Stated task >> Which lines of the records contain "this"? Collect every one of them.

Data section >>
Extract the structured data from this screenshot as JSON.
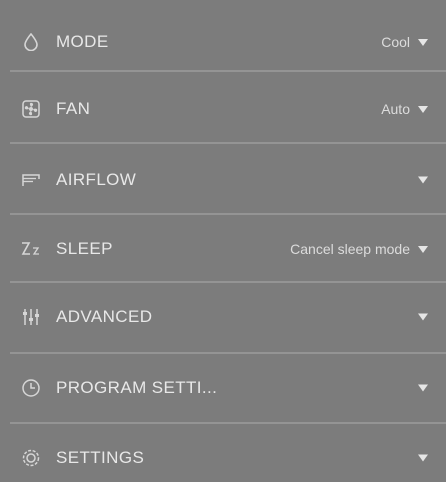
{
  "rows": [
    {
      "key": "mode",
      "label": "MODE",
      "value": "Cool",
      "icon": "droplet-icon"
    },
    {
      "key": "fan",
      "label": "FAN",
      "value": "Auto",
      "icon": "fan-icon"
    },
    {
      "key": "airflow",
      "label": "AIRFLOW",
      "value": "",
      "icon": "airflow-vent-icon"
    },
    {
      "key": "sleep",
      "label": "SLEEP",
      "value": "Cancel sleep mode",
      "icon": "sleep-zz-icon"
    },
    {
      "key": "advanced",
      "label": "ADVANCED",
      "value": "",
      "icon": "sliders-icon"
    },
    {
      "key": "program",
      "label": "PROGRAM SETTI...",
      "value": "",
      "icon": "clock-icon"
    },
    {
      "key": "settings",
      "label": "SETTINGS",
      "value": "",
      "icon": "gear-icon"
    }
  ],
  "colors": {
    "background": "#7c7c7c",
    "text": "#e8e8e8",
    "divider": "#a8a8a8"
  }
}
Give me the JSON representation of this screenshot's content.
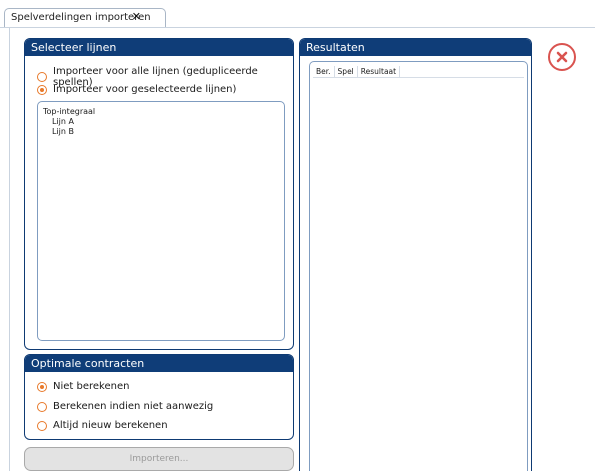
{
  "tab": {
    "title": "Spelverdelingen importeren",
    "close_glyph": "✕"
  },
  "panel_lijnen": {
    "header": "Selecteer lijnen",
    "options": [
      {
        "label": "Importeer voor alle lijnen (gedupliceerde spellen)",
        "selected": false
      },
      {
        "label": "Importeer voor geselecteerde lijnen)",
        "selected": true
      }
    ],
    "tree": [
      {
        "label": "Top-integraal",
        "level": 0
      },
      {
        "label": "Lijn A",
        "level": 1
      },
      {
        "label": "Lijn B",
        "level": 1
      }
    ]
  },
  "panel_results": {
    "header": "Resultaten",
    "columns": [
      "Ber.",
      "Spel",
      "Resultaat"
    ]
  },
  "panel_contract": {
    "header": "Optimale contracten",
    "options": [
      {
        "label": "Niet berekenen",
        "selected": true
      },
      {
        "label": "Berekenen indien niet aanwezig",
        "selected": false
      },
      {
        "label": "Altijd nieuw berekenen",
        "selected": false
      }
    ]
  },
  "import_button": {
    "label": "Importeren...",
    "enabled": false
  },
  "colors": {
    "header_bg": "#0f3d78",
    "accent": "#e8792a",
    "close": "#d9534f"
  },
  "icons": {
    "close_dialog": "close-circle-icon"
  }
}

The response >>
Extract the structured data from this screenshot as JSON.
Give me the JSON representation of this screenshot's content.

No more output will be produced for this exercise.